What you should do ->
Every line that includes the word "response" is to be listed.

Listed entries ->
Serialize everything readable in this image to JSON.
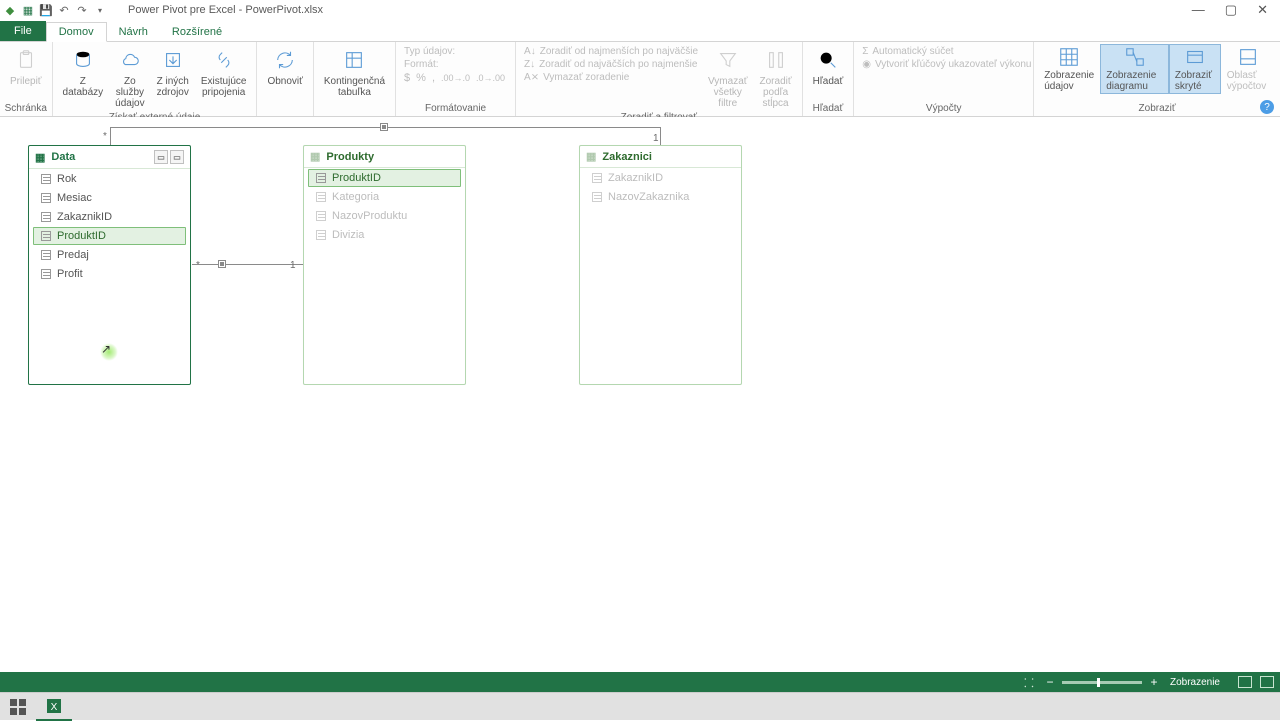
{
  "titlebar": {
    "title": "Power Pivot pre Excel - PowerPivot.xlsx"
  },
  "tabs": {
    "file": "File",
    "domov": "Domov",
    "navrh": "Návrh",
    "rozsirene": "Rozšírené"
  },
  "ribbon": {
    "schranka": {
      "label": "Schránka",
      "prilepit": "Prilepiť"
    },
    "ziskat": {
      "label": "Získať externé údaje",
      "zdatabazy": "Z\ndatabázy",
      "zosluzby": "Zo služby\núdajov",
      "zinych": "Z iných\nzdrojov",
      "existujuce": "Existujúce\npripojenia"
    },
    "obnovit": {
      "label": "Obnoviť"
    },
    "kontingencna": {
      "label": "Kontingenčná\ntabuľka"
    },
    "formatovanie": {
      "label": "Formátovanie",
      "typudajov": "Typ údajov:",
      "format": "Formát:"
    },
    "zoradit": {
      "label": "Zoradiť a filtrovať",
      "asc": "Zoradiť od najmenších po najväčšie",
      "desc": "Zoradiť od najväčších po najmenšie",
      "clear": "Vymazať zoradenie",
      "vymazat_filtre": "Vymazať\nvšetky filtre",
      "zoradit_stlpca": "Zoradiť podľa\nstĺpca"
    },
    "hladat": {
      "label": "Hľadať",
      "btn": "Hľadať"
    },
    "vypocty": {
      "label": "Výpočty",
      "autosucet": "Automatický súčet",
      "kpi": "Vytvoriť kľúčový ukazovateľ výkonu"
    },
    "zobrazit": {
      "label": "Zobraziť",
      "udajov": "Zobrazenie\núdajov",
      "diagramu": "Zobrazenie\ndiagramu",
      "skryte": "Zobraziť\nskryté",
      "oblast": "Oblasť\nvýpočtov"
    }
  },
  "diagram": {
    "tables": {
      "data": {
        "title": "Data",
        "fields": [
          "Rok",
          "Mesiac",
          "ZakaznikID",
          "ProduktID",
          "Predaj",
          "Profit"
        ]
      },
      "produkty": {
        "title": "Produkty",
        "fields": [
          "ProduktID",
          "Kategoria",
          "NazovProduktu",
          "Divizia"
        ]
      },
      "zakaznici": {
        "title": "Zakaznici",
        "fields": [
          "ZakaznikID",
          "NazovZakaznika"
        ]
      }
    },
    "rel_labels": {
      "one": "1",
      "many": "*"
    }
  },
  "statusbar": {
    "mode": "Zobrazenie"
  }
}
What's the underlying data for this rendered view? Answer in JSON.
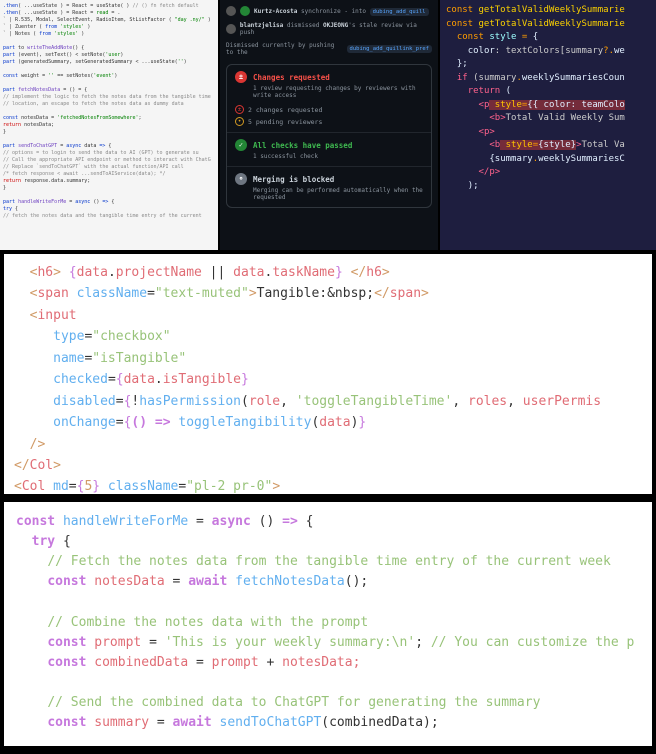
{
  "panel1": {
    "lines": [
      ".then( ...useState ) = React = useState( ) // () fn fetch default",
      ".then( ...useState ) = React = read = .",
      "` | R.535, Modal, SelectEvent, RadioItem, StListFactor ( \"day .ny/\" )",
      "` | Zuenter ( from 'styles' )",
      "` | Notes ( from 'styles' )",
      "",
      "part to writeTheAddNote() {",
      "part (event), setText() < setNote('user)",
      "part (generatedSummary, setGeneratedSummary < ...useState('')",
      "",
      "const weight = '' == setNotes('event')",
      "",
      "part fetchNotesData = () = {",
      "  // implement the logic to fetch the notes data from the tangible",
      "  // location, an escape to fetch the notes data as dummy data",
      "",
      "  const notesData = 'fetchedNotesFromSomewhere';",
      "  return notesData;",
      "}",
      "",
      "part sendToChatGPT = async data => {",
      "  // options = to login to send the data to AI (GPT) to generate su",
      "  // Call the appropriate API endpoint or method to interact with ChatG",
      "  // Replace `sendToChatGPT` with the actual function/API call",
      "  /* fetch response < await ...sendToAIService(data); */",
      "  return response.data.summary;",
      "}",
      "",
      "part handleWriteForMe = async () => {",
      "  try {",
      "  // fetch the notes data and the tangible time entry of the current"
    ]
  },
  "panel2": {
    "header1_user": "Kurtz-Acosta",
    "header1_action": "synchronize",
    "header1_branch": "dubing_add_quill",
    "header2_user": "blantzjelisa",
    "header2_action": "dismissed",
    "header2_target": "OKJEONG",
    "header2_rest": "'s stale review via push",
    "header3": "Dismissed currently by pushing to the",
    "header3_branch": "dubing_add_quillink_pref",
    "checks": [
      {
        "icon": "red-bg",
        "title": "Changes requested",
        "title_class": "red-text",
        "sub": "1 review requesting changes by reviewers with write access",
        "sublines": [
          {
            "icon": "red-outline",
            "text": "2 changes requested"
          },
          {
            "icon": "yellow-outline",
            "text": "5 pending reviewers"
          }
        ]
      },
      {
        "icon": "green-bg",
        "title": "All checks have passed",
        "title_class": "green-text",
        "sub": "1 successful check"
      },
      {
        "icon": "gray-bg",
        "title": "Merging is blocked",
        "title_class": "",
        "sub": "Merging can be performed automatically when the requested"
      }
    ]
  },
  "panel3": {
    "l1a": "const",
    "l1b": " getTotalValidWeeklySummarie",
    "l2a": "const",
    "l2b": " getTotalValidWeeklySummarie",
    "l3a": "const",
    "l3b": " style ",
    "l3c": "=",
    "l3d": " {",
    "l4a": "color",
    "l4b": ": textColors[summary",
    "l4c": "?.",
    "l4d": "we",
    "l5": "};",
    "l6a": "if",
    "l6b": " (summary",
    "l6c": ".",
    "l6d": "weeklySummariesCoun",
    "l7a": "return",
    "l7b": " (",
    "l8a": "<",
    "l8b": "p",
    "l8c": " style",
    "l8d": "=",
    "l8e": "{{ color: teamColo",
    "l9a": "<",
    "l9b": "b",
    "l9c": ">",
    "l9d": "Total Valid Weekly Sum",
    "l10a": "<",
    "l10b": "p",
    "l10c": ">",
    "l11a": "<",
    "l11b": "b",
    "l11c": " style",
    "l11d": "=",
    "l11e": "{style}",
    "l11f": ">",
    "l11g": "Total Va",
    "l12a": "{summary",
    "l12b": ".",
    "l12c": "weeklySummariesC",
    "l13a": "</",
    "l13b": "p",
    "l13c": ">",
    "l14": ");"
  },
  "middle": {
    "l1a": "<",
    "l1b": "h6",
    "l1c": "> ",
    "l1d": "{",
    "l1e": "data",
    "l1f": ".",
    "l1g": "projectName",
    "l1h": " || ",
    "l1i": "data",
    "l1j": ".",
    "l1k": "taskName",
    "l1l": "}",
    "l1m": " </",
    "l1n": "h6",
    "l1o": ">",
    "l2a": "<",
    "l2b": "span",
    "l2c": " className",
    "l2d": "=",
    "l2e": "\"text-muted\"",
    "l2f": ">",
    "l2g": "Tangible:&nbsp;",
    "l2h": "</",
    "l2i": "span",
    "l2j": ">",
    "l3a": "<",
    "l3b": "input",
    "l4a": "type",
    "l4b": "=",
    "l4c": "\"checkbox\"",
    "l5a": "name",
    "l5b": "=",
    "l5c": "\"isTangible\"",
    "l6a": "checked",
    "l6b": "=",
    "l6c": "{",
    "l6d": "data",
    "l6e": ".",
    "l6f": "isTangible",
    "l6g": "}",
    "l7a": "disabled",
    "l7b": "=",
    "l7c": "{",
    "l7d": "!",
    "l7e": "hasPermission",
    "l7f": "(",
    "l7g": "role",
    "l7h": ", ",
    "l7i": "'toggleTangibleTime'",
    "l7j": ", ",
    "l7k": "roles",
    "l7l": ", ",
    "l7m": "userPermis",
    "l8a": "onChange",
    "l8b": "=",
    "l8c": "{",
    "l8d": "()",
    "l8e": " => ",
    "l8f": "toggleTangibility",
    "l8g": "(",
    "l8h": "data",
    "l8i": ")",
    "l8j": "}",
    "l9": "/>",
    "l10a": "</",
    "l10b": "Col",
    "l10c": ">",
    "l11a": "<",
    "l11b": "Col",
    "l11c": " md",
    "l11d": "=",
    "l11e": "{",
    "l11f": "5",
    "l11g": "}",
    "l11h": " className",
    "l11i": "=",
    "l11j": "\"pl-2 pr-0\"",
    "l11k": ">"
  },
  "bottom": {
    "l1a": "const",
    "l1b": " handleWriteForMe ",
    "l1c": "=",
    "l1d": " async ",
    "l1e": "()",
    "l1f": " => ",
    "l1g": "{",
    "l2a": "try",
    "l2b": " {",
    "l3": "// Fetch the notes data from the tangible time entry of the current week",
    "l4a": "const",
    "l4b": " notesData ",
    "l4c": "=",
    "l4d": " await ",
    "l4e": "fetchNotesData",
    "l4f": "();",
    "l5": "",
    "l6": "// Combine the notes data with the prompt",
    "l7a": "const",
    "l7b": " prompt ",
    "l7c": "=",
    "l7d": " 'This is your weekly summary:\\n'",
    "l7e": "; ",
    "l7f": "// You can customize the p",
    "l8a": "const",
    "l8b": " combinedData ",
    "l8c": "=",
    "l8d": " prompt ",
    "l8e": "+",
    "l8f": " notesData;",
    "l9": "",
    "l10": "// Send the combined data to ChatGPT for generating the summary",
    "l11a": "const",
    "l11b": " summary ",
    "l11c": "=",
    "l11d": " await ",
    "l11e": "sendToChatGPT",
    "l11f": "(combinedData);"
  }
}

---

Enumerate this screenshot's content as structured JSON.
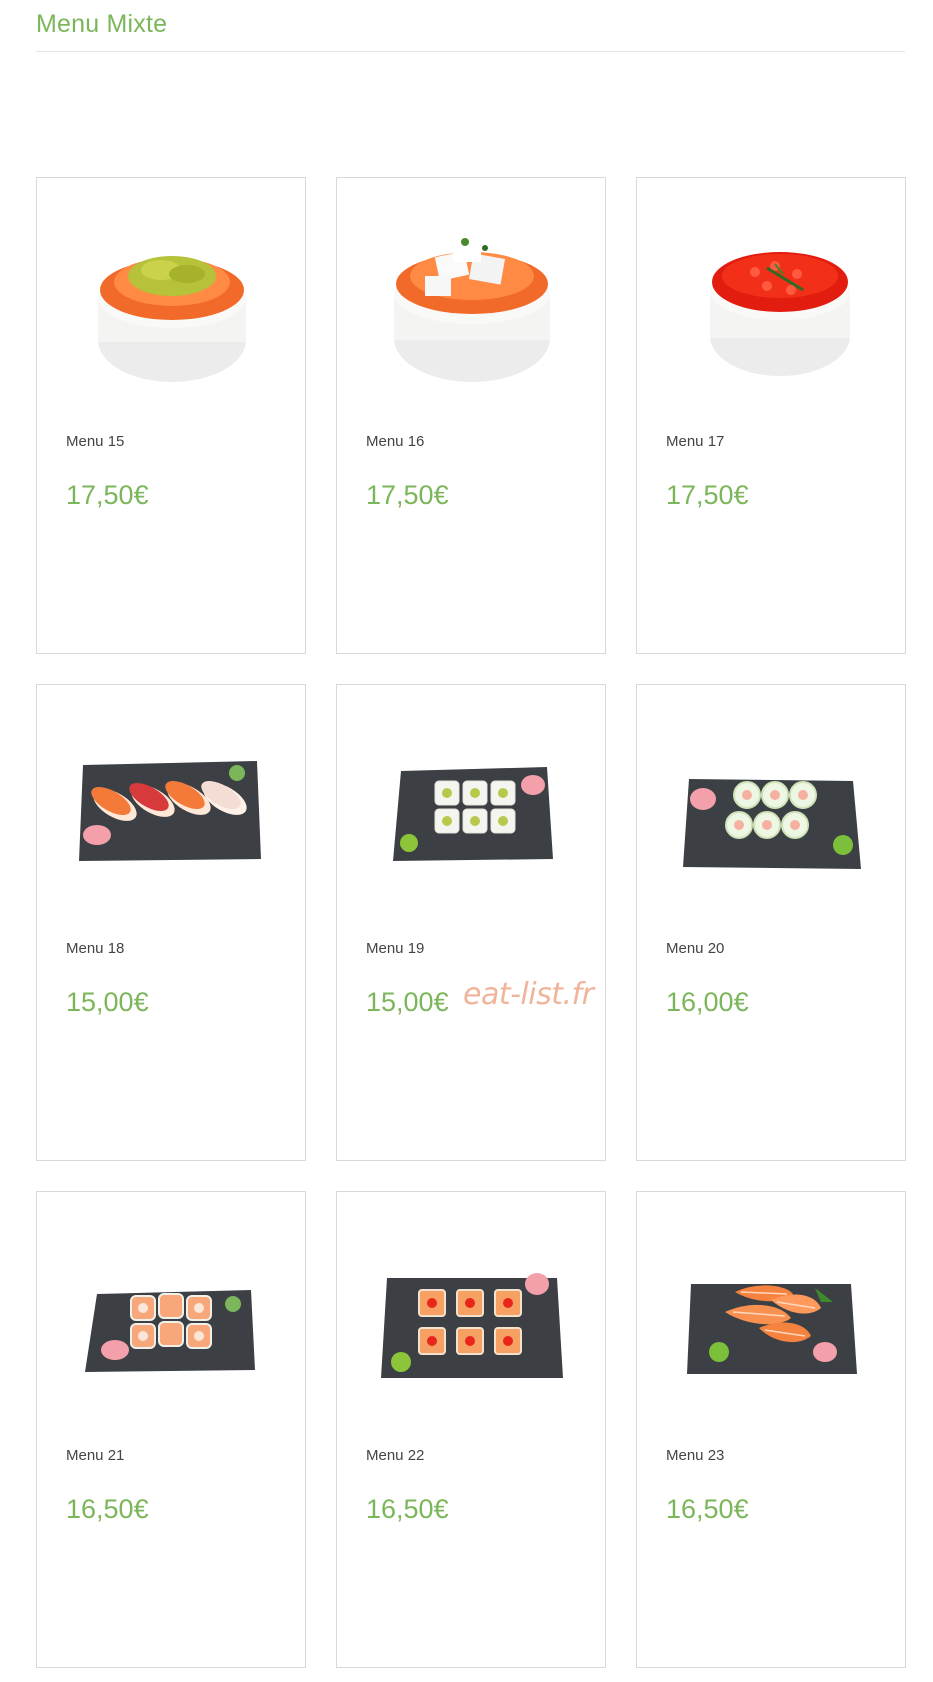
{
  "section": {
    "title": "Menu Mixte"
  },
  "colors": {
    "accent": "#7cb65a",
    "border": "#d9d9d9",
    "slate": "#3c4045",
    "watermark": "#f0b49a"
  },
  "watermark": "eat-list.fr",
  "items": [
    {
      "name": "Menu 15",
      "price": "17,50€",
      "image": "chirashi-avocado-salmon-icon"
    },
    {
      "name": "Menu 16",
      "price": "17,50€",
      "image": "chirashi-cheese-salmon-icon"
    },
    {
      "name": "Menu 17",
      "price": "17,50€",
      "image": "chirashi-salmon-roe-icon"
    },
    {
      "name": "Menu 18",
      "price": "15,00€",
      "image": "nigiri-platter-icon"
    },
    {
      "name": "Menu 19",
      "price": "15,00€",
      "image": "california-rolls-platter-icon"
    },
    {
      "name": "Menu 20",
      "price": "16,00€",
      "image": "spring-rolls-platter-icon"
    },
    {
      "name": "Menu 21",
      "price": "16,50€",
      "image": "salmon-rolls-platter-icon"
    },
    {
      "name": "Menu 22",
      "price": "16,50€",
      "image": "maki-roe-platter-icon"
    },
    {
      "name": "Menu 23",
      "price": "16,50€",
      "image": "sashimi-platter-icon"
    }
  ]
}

Result of this task ->
      "  /* fetch response < await ...sendToAIService(data); */",
      "  return response.data.summary;",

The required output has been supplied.